▸ **Given task**
Give only the number of lines in the records below that contain the word "sparklines".

▸ **Provided data**
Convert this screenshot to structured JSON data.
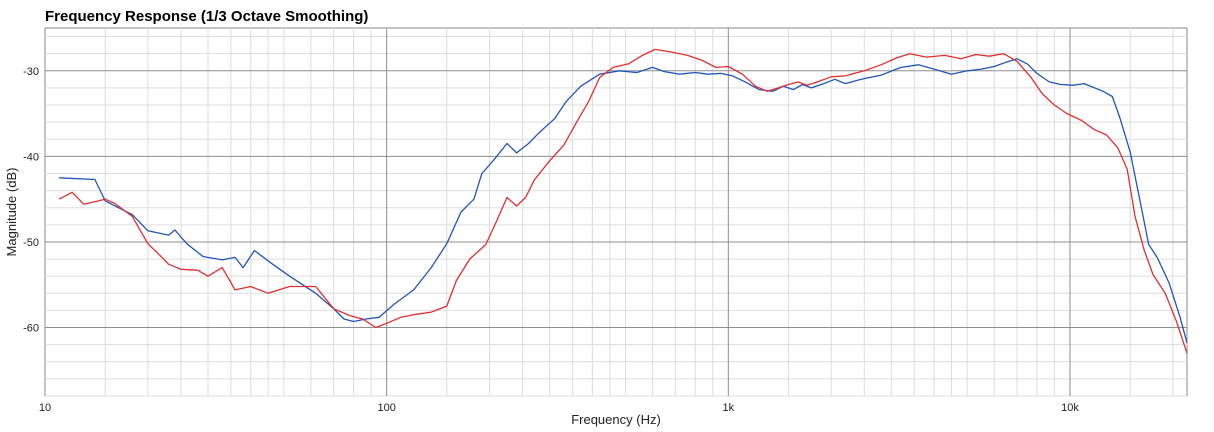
{
  "chart_data": {
    "type": "line",
    "title": "Frequency Response (1/3 Octave Smoothing)",
    "xlabel": "Frequency (Hz)",
    "ylabel": "Magnitude (dB)",
    "x_scale": "log",
    "xlim": [
      10,
      22000
    ],
    "ylim": [
      -68,
      -25
    ],
    "x_ticks": [
      {
        "value": 10,
        "label": "10"
      },
      {
        "value": 100,
        "label": "100"
      },
      {
        "value": 1000,
        "label": "1k"
      },
      {
        "value": 10000,
        "label": "10k"
      }
    ],
    "y_ticks": [
      {
        "value": -30,
        "label": "-30"
      },
      {
        "value": -40,
        "label": "-40"
      },
      {
        "value": -50,
        "label": "-50"
      },
      {
        "value": -60,
        "label": "-60"
      }
    ],
    "grid": true,
    "series": [
      {
        "color": "#2255bb",
        "points": [
          [
            11,
            -42.5
          ],
          [
            14,
            -42.7
          ],
          [
            15,
            -45.2
          ],
          [
            18,
            -46.8
          ],
          [
            20,
            -48.7
          ],
          [
            23,
            -49.2
          ],
          [
            24,
            -48.6
          ],
          [
            26,
            -50.2
          ],
          [
            29,
            -51.7
          ],
          [
            33,
            -52.1
          ],
          [
            36,
            -51.8
          ],
          [
            38,
            -53.0
          ],
          [
            41,
            -51.0
          ],
          [
            46,
            -52.5
          ],
          [
            52,
            -54.0
          ],
          [
            62,
            -56.0
          ],
          [
            70,
            -57.8
          ],
          [
            75,
            -59.0
          ],
          [
            80,
            -59.3
          ],
          [
            87,
            -59.0
          ],
          [
            95,
            -58.8
          ],
          [
            105,
            -57.3
          ],
          [
            120,
            -55.6
          ],
          [
            135,
            -53.0
          ],
          [
            150,
            -50.2
          ],
          [
            165,
            -46.5
          ],
          [
            180,
            -45.0
          ],
          [
            190,
            -42.0
          ],
          [
            205,
            -40.5
          ],
          [
            225,
            -38.5
          ],
          [
            240,
            -39.6
          ],
          [
            260,
            -38.5
          ],
          [
            280,
            -37.2
          ],
          [
            310,
            -35.6
          ],
          [
            335,
            -33.6
          ],
          [
            370,
            -31.8
          ],
          [
            420,
            -30.4
          ],
          [
            480,
            -30.0
          ],
          [
            540,
            -30.2
          ],
          [
            600,
            -29.6
          ],
          [
            650,
            -30.1
          ],
          [
            720,
            -30.4
          ],
          [
            800,
            -30.2
          ],
          [
            870,
            -30.4
          ],
          [
            950,
            -30.3
          ],
          [
            1030,
            -30.6
          ],
          [
            1120,
            -31.3
          ],
          [
            1230,
            -32.2
          ],
          [
            1350,
            -32.4
          ],
          [
            1450,
            -31.8
          ],
          [
            1550,
            -32.2
          ],
          [
            1650,
            -31.6
          ],
          [
            1750,
            -32.0
          ],
          [
            1900,
            -31.5
          ],
          [
            2050,
            -31.0
          ],
          [
            2200,
            -31.5
          ],
          [
            2450,
            -31.0
          ],
          [
            2800,
            -30.5
          ],
          [
            3200,
            -29.6
          ],
          [
            3600,
            -29.3
          ],
          [
            4000,
            -29.8
          ],
          [
            4500,
            -30.4
          ],
          [
            5000,
            -30.0
          ],
          [
            5500,
            -29.8
          ],
          [
            6000,
            -29.5
          ],
          [
            6500,
            -29.0
          ],
          [
            7000,
            -28.6
          ],
          [
            7500,
            -29.2
          ],
          [
            8000,
            -30.3
          ],
          [
            8700,
            -31.3
          ],
          [
            9400,
            -31.6
          ],
          [
            10200,
            -31.7
          ],
          [
            11000,
            -31.5
          ],
          [
            11800,
            -32.0
          ],
          [
            12500,
            -32.4
          ],
          [
            13300,
            -33.0
          ],
          [
            14000,
            -35.5
          ],
          [
            15000,
            -39.5
          ],
          [
            16000,
            -45.0
          ],
          [
            17000,
            -50.3
          ],
          [
            18000,
            -51.8
          ],
          [
            19500,
            -54.8
          ],
          [
            21000,
            -58.8
          ],
          [
            22000,
            -61.8
          ]
        ]
      },
      {
        "color": "#e03030",
        "points": [
          [
            11,
            -45.0
          ],
          [
            12,
            -44.2
          ],
          [
            13,
            -45.6
          ],
          [
            15,
            -45.0
          ],
          [
            16,
            -45.5
          ],
          [
            18,
            -47.0
          ],
          [
            20,
            -50.2
          ],
          [
            22,
            -51.8
          ],
          [
            23,
            -52.6
          ],
          [
            25,
            -53.2
          ],
          [
            28,
            -53.3
          ],
          [
            30,
            -54.0
          ],
          [
            33,
            -53.0
          ],
          [
            36,
            -55.6
          ],
          [
            40,
            -55.2
          ],
          [
            45,
            -56.0
          ],
          [
            52,
            -55.2
          ],
          [
            62,
            -55.2
          ],
          [
            70,
            -57.8
          ],
          [
            78,
            -58.6
          ],
          [
            85,
            -59.0
          ],
          [
            93,
            -60.0
          ],
          [
            100,
            -59.5
          ],
          [
            110,
            -58.8
          ],
          [
            120,
            -58.5
          ],
          [
            135,
            -58.2
          ],
          [
            150,
            -57.5
          ],
          [
            160,
            -54.5
          ],
          [
            175,
            -52.0
          ],
          [
            195,
            -50.3
          ],
          [
            210,
            -47.5
          ],
          [
            225,
            -44.8
          ],
          [
            240,
            -45.8
          ],
          [
            255,
            -44.8
          ],
          [
            270,
            -42.8
          ],
          [
            300,
            -40.5
          ],
          [
            330,
            -38.7
          ],
          [
            360,
            -36.0
          ],
          [
            390,
            -33.6
          ],
          [
            420,
            -30.8
          ],
          [
            460,
            -29.6
          ],
          [
            510,
            -29.2
          ],
          [
            560,
            -28.2
          ],
          [
            610,
            -27.5
          ],
          [
            680,
            -27.8
          ],
          [
            760,
            -28.2
          ],
          [
            840,
            -28.8
          ],
          [
            920,
            -29.6
          ],
          [
            1000,
            -29.5
          ],
          [
            1100,
            -30.4
          ],
          [
            1200,
            -31.8
          ],
          [
            1300,
            -32.4
          ],
          [
            1400,
            -32.0
          ],
          [
            1500,
            -31.6
          ],
          [
            1600,
            -31.3
          ],
          [
            1700,
            -31.7
          ],
          [
            1850,
            -31.2
          ],
          [
            2000,
            -30.7
          ],
          [
            2200,
            -30.6
          ],
          [
            2500,
            -30.0
          ],
          [
            2800,
            -29.3
          ],
          [
            3100,
            -28.5
          ],
          [
            3400,
            -28.0
          ],
          [
            3800,
            -28.4
          ],
          [
            4300,
            -28.2
          ],
          [
            4800,
            -28.6
          ],
          [
            5300,
            -28.1
          ],
          [
            5800,
            -28.3
          ],
          [
            6400,
            -28.0
          ],
          [
            7000,
            -28.9
          ],
          [
            7700,
            -30.8
          ],
          [
            8300,
            -32.7
          ],
          [
            9000,
            -34.0
          ],
          [
            9800,
            -35.0
          ],
          [
            10800,
            -35.8
          ],
          [
            11800,
            -36.9
          ],
          [
            12800,
            -37.5
          ],
          [
            13800,
            -39.0
          ],
          [
            14700,
            -41.5
          ],
          [
            15500,
            -47.0
          ],
          [
            16500,
            -51.0
          ],
          [
            17500,
            -53.8
          ],
          [
            19000,
            -56.0
          ],
          [
            20500,
            -59.3
          ],
          [
            22000,
            -63.0
          ]
        ]
      }
    ]
  }
}
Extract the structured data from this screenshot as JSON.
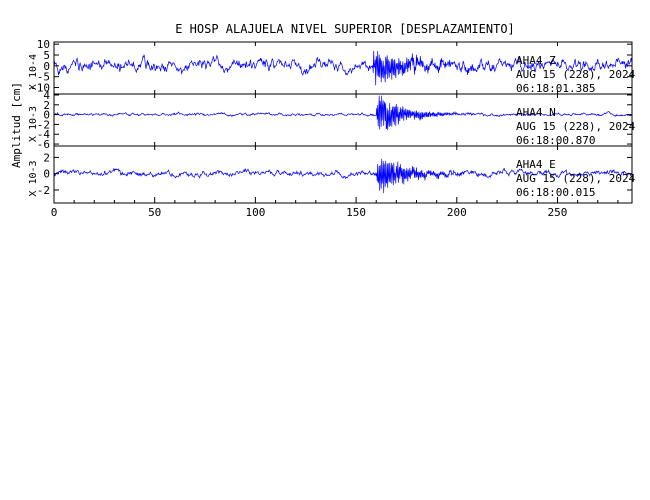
{
  "chart_data": {
    "type": "line",
    "title": "E HOSP ALAJUELA NIVEL SUPERIOR [DESPLAZAMIENTO]",
    "shared_ylabel": "Amplitud [cm]",
    "xlabel": "",
    "xlim": [
      0,
      287
    ],
    "x_ticks": [
      0,
      50,
      100,
      150,
      200,
      250
    ],
    "line_color": "#0000ff",
    "axis_color": "#000000",
    "panels": [
      {
        "channel": "AHA4  Z",
        "date": "AUG 15 (228), 2024",
        "time": "06:18:01.385",
        "scale_label": "X 10-4",
        "ylim": [
          -13,
          11
        ],
        "y_ticks": [
          10,
          5,
          0,
          -5,
          -10
        ],
        "y_tick_labels": [
          "10",
          "5",
          "0",
          "-5",
          "-10"
        ],
        "trace_profile": {
          "noise_amplitude": 3.6,
          "event_start_s": 158,
          "event_peak_amplitude": 10,
          "event_decay_s": 18
        }
      },
      {
        "channel": "AHA4  N",
        "date": "AUG 15 (228), 2024",
        "time": "06:18:00.870",
        "scale_label": "X 10-3",
        "ylim": [
          -6.4,
          4.2
        ],
        "y_ticks": [
          4,
          2,
          0,
          -2,
          -4,
          -6
        ],
        "y_tick_labels": [
          "4",
          "2",
          "0",
          "-2",
          "-4",
          "-6"
        ],
        "trace_profile": {
          "noise_amplitude": 0.35,
          "event_start_s": 160,
          "event_peak_amplitude": 5.8,
          "event_decay_s": 12
        }
      },
      {
        "channel": "AHA4  E",
        "date": "AUG 15 (228), 2024",
        "time": "06:18:00.015",
        "scale_label": "X 10-3",
        "ylim": [
          -3.6,
          3.4
        ],
        "y_ticks": [
          2,
          0,
          -2
        ],
        "y_tick_labels": [
          "2",
          "0",
          "-2"
        ],
        "trace_profile": {
          "noise_amplitude": 0.45,
          "event_start_s": 160,
          "event_peak_amplitude": 3.2,
          "event_decay_s": 14
        }
      }
    ]
  }
}
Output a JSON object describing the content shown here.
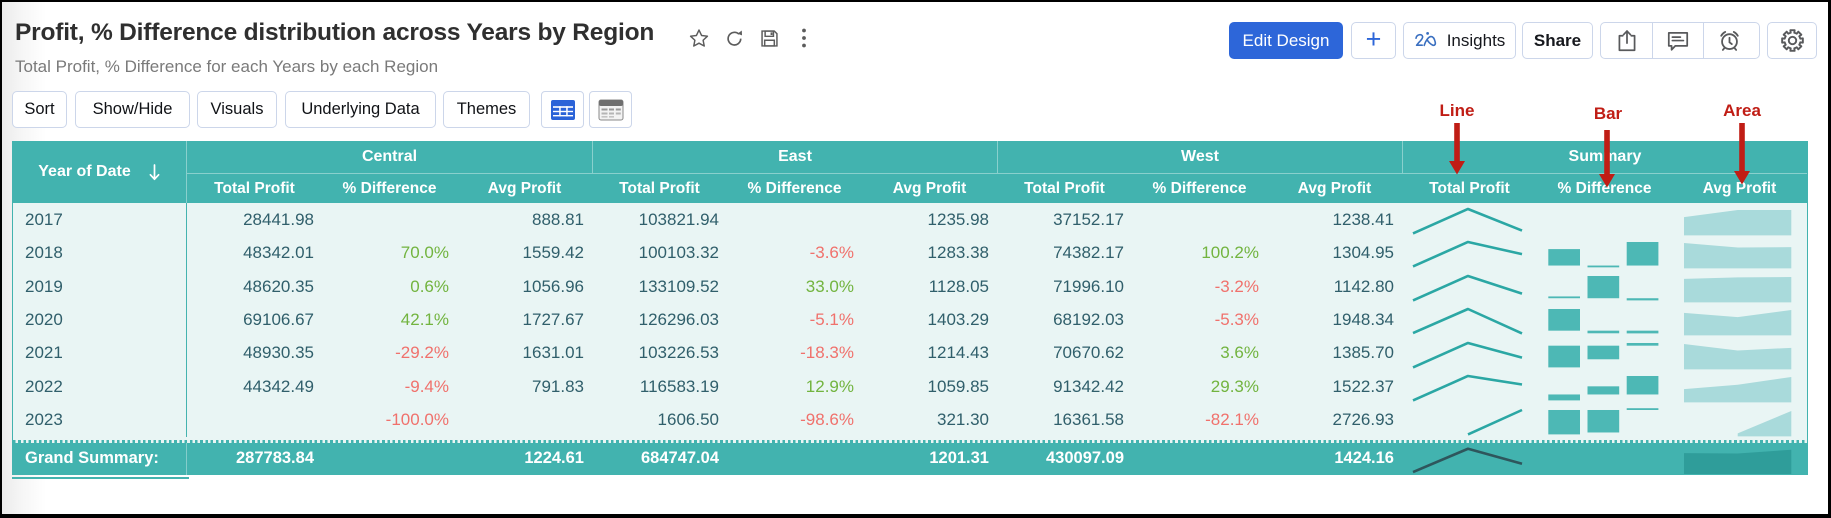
{
  "colors": {
    "teal": "#42b3af",
    "bodyBg": "#e9f5f4",
    "colBorder": "#44b3af",
    "textDark": "#305f6b",
    "green": "#72b43f",
    "red": "#f0716c",
    "anno": "#c01d15",
    "blue": "#2d66d9",
    "btnBorder": "#ccd6ea",
    "iconGray": "#58595b",
    "title": "#2f2f2f",
    "subtitle": "#7a7a7a",
    "sparkLine": "#2ba7a4",
    "sparkBar": "#4db8b5",
    "sparkArea": "#a9dadb",
    "grandLine": "#2e565c",
    "grandArea": "#2f9d9a"
  },
  "header": {
    "title": "Profit, % Difference distribution across Years by Region",
    "subtitle": "Total Profit, % Difference for each Years by each Region",
    "actions": {
      "edit_design": "Edit Design",
      "add": "+",
      "insights": "Insights",
      "share": "Share"
    }
  },
  "toolbar": {
    "sort": "Sort",
    "show_hide": "Show/Hide",
    "visuals": "Visuals",
    "underlying_data": "Underlying Data",
    "themes": "Themes"
  },
  "annotations": {
    "line": "Line",
    "bar": "Bar",
    "area": "Area"
  },
  "table": {
    "row_dim": "Year of Date",
    "groups": [
      "Central",
      "East",
      "West",
      "Summary"
    ],
    "measures": [
      "Total Profit",
      "% Difference",
      "Avg Profit"
    ],
    "grand_label": "Grand Summary:",
    "rows": [
      {
        "year": "2017",
        "central": {
          "total": "28441.98",
          "diff": "",
          "avg": "888.81"
        },
        "east": {
          "total": "103821.94",
          "diff": "",
          "avg": "1235.98"
        },
        "west": {
          "total": "37152.17",
          "diff": "",
          "avg": "1238.41"
        }
      },
      {
        "year": "2018",
        "central": {
          "total": "48342.01",
          "diff": "70.0%",
          "avg": "1559.42"
        },
        "east": {
          "total": "100103.32",
          "diff": "-3.6%",
          "avg": "1283.38"
        },
        "west": {
          "total": "74382.17",
          "diff": "100.2%",
          "avg": "1304.95"
        }
      },
      {
        "year": "2019",
        "central": {
          "total": "48620.35",
          "diff": "0.6%",
          "avg": "1056.96"
        },
        "east": {
          "total": "133109.52",
          "diff": "33.0%",
          "avg": "1128.05"
        },
        "west": {
          "total": "71996.10",
          "diff": "-3.2%",
          "avg": "1142.80"
        }
      },
      {
        "year": "2020",
        "central": {
          "total": "69106.67",
          "diff": "42.1%",
          "avg": "1727.67"
        },
        "east": {
          "total": "126296.03",
          "diff": "-5.1%",
          "avg": "1403.29"
        },
        "west": {
          "total": "68192.03",
          "diff": "-5.3%",
          "avg": "1948.34"
        }
      },
      {
        "year": "2021",
        "central": {
          "total": "48930.35",
          "diff": "-29.2%",
          "avg": "1631.01"
        },
        "east": {
          "total": "103226.53",
          "diff": "-18.3%",
          "avg": "1214.43"
        },
        "west": {
          "total": "70670.62",
          "diff": "3.6%",
          "avg": "1385.70"
        }
      },
      {
        "year": "2022",
        "central": {
          "total": "44342.49",
          "diff": "-9.4%",
          "avg": "791.83"
        },
        "east": {
          "total": "116583.19",
          "diff": "12.9%",
          "avg": "1059.85"
        },
        "west": {
          "total": "91342.42",
          "diff": "29.3%",
          "avg": "1522.37"
        }
      },
      {
        "year": "2023",
        "central": {
          "total": "",
          "diff": "-100.0%",
          "avg": ""
        },
        "east": {
          "total": "1606.50",
          "diff": "-98.6%",
          "avg": "321.30"
        },
        "west": {
          "total": "16361.58",
          "diff": "-82.1%",
          "avg": "2726.93"
        }
      }
    ],
    "grand": {
      "central": {
        "total": "287783.84",
        "diff": "",
        "avg": "1224.61"
      },
      "east": {
        "total": "684747.04",
        "diff": "",
        "avg": "1201.31"
      },
      "west": {
        "total": "430097.09",
        "diff": "",
        "avg": "1424.16"
      }
    }
  },
  "chart_data": [
    {
      "type": "line",
      "title": "Summary - Total Profit sparklines",
      "x": [
        "Central",
        "East",
        "West"
      ],
      "series": [
        {
          "name": "2017",
          "values": [
            28441.98,
            103821.94,
            37152.17
          ]
        },
        {
          "name": "2018",
          "values": [
            48342.01,
            100103.32,
            74382.17
          ]
        },
        {
          "name": "2019",
          "values": [
            48620.35,
            133109.52,
            71996.1
          ]
        },
        {
          "name": "2020",
          "values": [
            69106.67,
            126296.03,
            68192.03
          ]
        },
        {
          "name": "2021",
          "values": [
            48930.35,
            103226.53,
            70670.62
          ]
        },
        {
          "name": "2022",
          "values": [
            44342.49,
            116583.19,
            91342.42
          ]
        },
        {
          "name": "2023",
          "values": [
            null,
            1606.5,
            16361.58
          ]
        },
        {
          "name": "Grand Summary",
          "values": [
            287783.84,
            684747.04,
            430097.09
          ]
        }
      ]
    },
    {
      "type": "bar",
      "title": "Summary - % Difference sparklines",
      "x": [
        "Central",
        "East",
        "West"
      ],
      "series": [
        {
          "name": "2017",
          "values": [
            null,
            null,
            null
          ]
        },
        {
          "name": "2018",
          "values": [
            70.0,
            -3.6,
            100.2
          ]
        },
        {
          "name": "2019",
          "values": [
            0.6,
            33.0,
            -3.2
          ]
        },
        {
          "name": "2020",
          "values": [
            42.1,
            -5.1,
            -5.3
          ]
        },
        {
          "name": "2021",
          "values": [
            -29.2,
            -18.3,
            3.6
          ]
        },
        {
          "name": "2022",
          "values": [
            -9.4,
            12.9,
            29.3
          ]
        },
        {
          "name": "2023",
          "values": [
            -100.0,
            -98.6,
            -82.1
          ]
        },
        {
          "name": "Grand Summary",
          "values": [
            null,
            null,
            null
          ]
        }
      ]
    },
    {
      "type": "area",
      "title": "Summary - Avg Profit sparklines",
      "x": [
        "Central",
        "East",
        "West"
      ],
      "series": [
        {
          "name": "2017",
          "values": [
            888.81,
            1235.98,
            1238.41
          ]
        },
        {
          "name": "2018",
          "values": [
            1559.42,
            1283.38,
            1304.95
          ]
        },
        {
          "name": "2019",
          "values": [
            1056.96,
            1128.05,
            1142.8
          ]
        },
        {
          "name": "2020",
          "values": [
            1727.67,
            1403.29,
            1948.34
          ]
        },
        {
          "name": "2021",
          "values": [
            1631.01,
            1214.43,
            1385.7
          ]
        },
        {
          "name": "2022",
          "values": [
            791.83,
            1059.85,
            1522.37
          ]
        },
        {
          "name": "2023",
          "values": [
            null,
            321.3,
            2726.93
          ]
        },
        {
          "name": "Grand Summary",
          "values": [
            1224.61,
            1201.31,
            1424.16
          ]
        }
      ]
    }
  ]
}
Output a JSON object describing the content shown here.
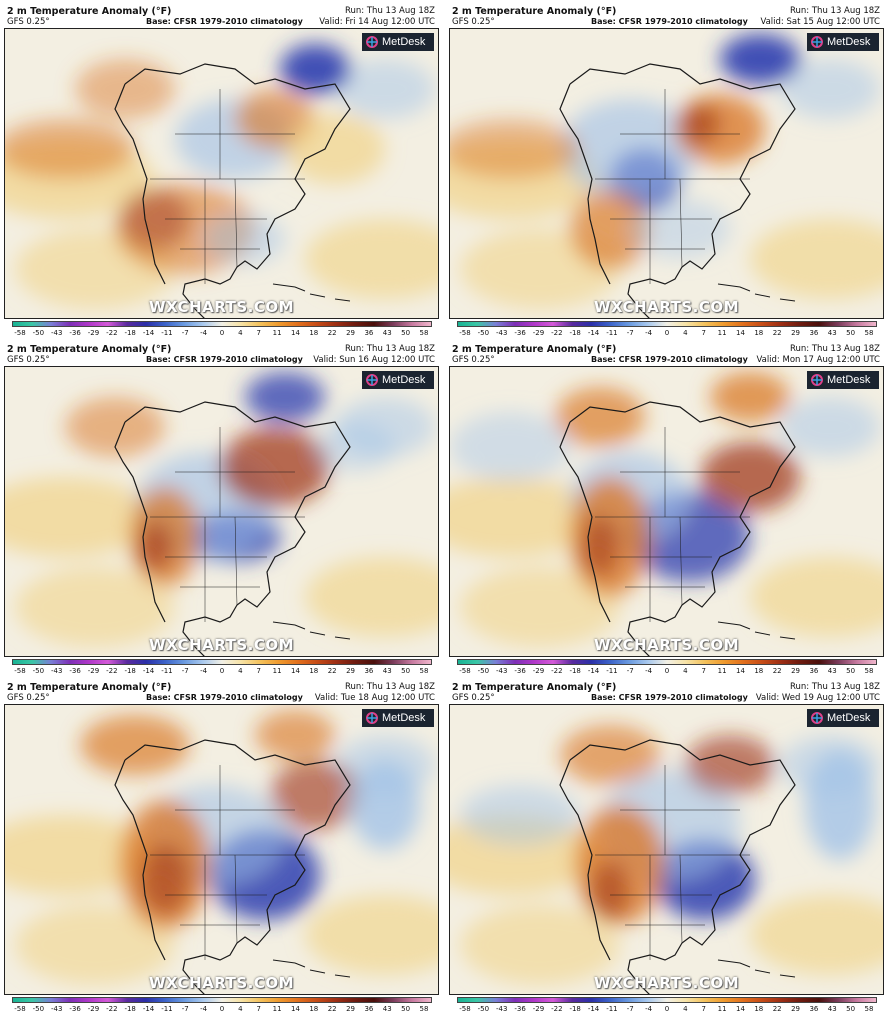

▸ **The result**
3